Stored data entries:
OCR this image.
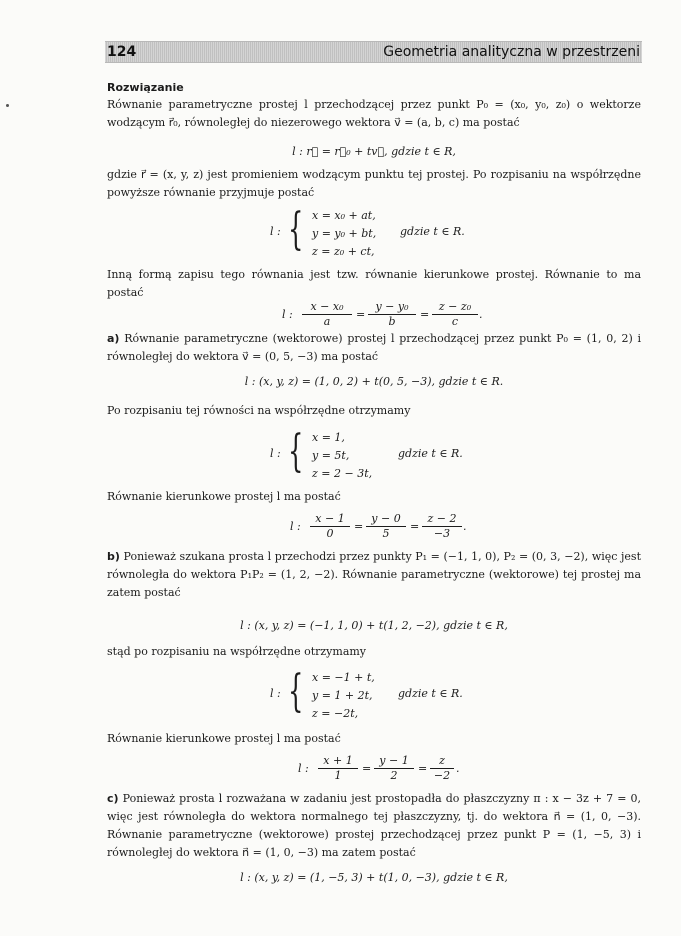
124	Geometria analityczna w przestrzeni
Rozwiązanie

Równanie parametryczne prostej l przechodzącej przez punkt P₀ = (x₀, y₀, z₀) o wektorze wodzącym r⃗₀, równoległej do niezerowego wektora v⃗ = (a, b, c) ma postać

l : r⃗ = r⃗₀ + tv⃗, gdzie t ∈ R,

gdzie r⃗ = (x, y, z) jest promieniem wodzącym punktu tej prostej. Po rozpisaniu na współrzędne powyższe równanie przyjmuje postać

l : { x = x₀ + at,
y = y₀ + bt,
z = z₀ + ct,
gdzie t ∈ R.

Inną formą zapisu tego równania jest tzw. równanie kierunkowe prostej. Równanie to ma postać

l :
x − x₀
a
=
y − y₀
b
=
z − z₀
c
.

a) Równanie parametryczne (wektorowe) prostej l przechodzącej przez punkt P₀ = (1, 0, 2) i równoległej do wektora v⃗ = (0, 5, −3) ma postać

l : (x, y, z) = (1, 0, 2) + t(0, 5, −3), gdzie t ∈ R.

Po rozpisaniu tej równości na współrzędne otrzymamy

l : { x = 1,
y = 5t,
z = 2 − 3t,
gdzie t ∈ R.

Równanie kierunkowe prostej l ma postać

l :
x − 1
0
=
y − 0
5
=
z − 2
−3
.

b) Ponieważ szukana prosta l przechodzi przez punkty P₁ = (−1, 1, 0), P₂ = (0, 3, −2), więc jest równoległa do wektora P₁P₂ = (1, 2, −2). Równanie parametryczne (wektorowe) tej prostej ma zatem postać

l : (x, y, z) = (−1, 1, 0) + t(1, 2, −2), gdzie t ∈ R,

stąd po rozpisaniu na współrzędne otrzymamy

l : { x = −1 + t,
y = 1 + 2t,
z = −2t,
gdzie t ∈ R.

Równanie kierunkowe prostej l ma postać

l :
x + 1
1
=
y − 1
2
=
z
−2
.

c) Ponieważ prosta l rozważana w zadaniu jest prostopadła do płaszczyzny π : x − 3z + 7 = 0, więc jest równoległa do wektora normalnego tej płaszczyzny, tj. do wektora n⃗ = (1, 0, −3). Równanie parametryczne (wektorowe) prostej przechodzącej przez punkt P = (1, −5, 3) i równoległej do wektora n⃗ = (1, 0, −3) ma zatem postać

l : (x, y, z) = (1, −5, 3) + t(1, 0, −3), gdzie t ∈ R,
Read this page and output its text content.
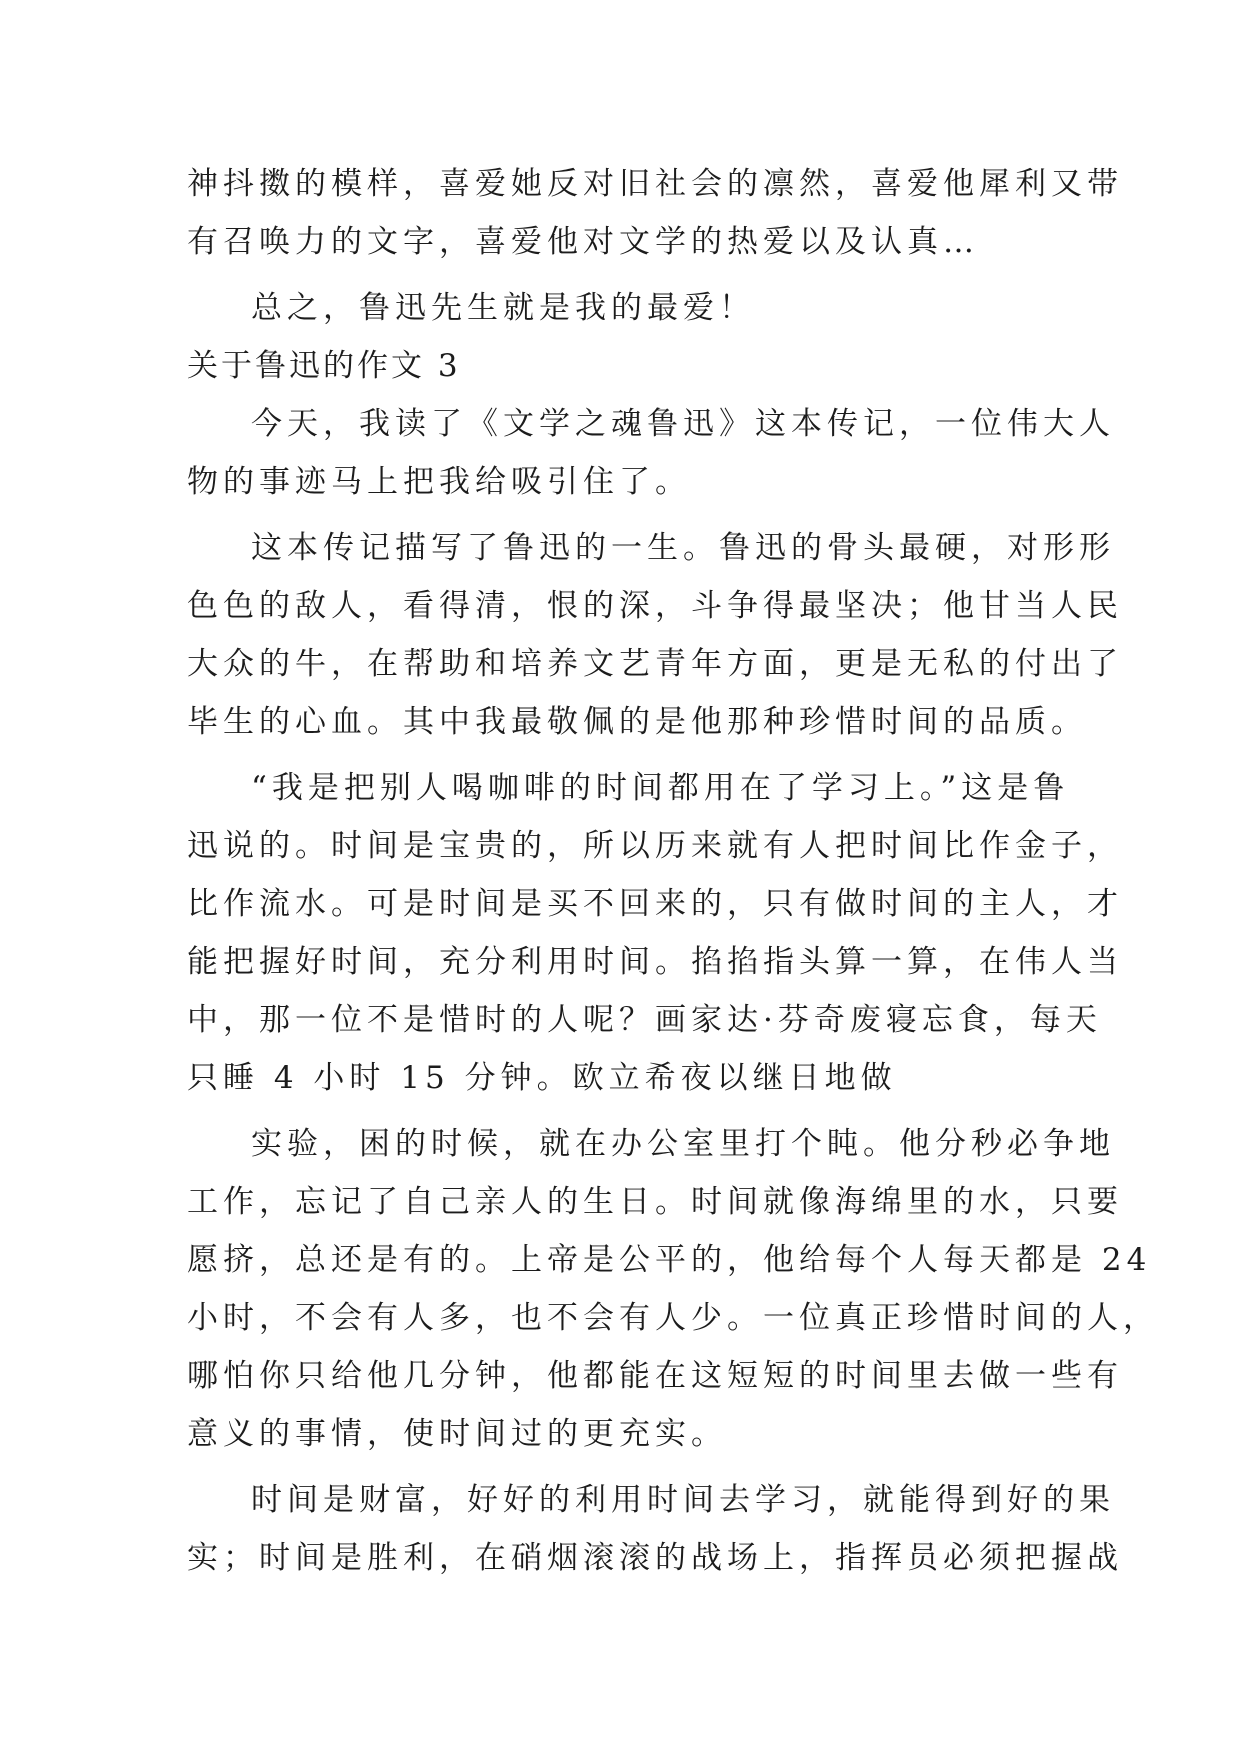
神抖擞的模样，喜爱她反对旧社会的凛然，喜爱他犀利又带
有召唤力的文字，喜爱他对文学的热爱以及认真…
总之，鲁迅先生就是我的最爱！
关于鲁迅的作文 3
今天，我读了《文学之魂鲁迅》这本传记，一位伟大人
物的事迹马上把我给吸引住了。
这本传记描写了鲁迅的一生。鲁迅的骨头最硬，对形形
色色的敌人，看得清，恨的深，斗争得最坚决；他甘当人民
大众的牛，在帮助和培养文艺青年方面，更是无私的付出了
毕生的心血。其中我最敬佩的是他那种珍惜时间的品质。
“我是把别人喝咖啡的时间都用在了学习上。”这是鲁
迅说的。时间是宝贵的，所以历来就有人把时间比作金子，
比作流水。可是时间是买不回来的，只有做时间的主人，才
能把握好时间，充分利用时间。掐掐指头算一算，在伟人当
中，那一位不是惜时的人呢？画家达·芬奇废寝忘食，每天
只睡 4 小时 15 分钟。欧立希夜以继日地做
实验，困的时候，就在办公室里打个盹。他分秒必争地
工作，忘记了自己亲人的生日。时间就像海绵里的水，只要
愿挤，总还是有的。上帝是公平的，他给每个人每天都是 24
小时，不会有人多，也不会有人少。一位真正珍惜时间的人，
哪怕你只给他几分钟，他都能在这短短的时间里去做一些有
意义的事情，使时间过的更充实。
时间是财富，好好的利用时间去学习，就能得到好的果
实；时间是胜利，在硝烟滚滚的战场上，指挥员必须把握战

## EXERCISE OBJECTIVE:
Give only the number of lines in the entries that contain "this".

## EXPECTED ANSWER:
2